Dataset items
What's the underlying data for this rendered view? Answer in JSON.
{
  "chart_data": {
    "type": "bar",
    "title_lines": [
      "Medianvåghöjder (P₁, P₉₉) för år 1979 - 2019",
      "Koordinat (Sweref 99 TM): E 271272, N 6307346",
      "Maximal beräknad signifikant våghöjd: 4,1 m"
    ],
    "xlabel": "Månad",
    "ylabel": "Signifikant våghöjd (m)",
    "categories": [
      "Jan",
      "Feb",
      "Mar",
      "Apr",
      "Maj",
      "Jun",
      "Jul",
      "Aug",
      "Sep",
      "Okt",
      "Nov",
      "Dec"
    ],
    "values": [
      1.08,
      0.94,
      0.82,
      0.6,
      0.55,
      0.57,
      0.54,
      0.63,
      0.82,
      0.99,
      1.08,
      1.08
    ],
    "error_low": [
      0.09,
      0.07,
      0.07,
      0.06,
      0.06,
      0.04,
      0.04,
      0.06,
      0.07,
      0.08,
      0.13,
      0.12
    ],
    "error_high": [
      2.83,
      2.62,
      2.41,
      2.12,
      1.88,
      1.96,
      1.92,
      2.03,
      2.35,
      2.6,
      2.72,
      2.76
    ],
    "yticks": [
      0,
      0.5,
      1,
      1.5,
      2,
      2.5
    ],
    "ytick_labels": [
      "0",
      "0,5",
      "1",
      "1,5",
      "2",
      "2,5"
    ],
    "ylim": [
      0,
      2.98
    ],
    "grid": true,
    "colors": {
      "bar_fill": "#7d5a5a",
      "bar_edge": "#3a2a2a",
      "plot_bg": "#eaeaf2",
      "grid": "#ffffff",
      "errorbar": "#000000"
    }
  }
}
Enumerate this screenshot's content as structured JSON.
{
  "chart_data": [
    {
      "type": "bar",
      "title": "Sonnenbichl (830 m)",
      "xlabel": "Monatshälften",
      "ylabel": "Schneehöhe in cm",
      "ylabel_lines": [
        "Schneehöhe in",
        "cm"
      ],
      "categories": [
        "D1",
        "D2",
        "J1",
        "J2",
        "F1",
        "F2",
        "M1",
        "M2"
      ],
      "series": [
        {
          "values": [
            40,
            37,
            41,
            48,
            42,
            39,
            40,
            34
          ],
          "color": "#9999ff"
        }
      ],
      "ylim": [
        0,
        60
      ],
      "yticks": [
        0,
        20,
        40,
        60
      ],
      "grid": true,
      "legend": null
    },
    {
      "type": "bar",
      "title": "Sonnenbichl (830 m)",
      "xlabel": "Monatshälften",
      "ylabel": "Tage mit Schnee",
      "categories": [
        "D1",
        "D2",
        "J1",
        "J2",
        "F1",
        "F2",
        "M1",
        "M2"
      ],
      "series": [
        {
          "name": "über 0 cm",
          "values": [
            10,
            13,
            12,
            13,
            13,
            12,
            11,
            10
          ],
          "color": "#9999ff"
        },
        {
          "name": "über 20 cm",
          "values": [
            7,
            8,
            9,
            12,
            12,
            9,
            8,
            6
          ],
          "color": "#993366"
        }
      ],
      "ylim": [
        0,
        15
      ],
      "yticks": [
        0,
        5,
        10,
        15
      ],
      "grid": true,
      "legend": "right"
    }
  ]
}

- Problem requirements -
Extract the full listing above without altering anything.

- Result -
What's the underlying data for this rendered view? Answer in JSON.
{
  "chart_data": {
    "type": "bar",
    "title_lines": [
      "Medianvåghöjder (P₁, P₉₉) för år 1979 - 2019",
      "Koordinat (Sweref 99 TM): E 271272, N 6307346",
      "Maximal beräknad signifikant våghöjd: 4,1 m"
    ],
    "xlabel": "Månad",
    "ylabel": "Signifikant våghöjd (m)",
    "categories": [
      "Jan",
      "Feb",
      "Mar",
      "Apr",
      "Maj",
      "Jun",
      "Jul",
      "Aug",
      "Sep",
      "Okt",
      "Nov",
      "Dec"
    ],
    "values": [
      1.08,
      0.94,
      0.82,
      0.6,
      0.55,
      0.57,
      0.54,
      0.63,
      0.82,
      0.99,
      1.08,
      1.08
    ],
    "error_low": [
      0.09,
      0.07,
      0.07,
      0.06,
      0.06,
      0.04,
      0.04,
      0.06,
      0.07,
      0.08,
      0.13,
      0.12
    ],
    "error_high": [
      2.83,
      2.62,
      2.41,
      2.12,
      1.88,
      1.96,
      1.92,
      2.03,
      2.35,
      2.6,
      2.72,
      2.76
    ],
    "yticks": [
      0,
      0.5,
      1,
      1.5,
      2,
      2.5
    ],
    "ytick_labels": [
      "0",
      "0,5",
      "1",
      "1,5",
      "2",
      "2,5"
    ],
    "ylim": [
      0,
      2.98
    ],
    "grid": true,
    "colors": {
      "bar_fill": "#7d5a5a",
      "bar_edge": "#3a2a2a",
      "plot_bg": "#eaeaf2",
      "grid": "#ffffff",
      "errorbar": "#000000"
    }
  }
}
Enumerate this screenshot's content as structured JSON.
{
  "chart_data": [
    {
      "type": "bar",
      "title": "Sonnenbichl (830 m)",
      "xlabel": "Monatshälften",
      "ylabel": "Schneehöhe in cm",
      "ylabel_lines": [
        "Schneehöhe in",
        "cm"
      ],
      "categories": [
        "D1",
        "D2",
        "J1",
        "J2",
        "F1",
        "F2",
        "M1",
        "M2"
      ],
      "series": [
        {
          "values": [
            40,
            37,
            41,
            48,
            42,
            39,
            40,
            34
          ],
          "color": "#9999ff"
        }
      ],
      "ylim": [
        0,
        60
      ],
      "yticks": [
        0,
        20,
        40,
        60
      ],
      "grid": true,
      "legend": null
    },
    {
      "type": "bar",
      "title": "Sonnenbichl (830 m)",
      "xlabel": "Monatshälften",
      "ylabel": "Tage mit Schnee",
      "categories": [
        "D1",
        "D2",
        "J1",
        "J2",
        "F1",
        "F2",
        "M1",
        "M2"
      ],
      "series": [
        {
          "name": "über 0 cm",
          "values": [
            10,
            13,
            12,
            13,
            13,
            12,
            11,
            10
          ],
          "color": "#9999ff"
        },
        {
          "name": "über 20 cm",
          "values": [
            7,
            8,
            9,
            12,
            12,
            9,
            8,
            6
          ],
          "color": "#993366"
        }
      ],
      "ylim": [
        0,
        15
      ],
      "yticks": [
        0,
        5,
        10,
        15
      ],
      "grid": true,
      "legend": "right"
    }
  ]
}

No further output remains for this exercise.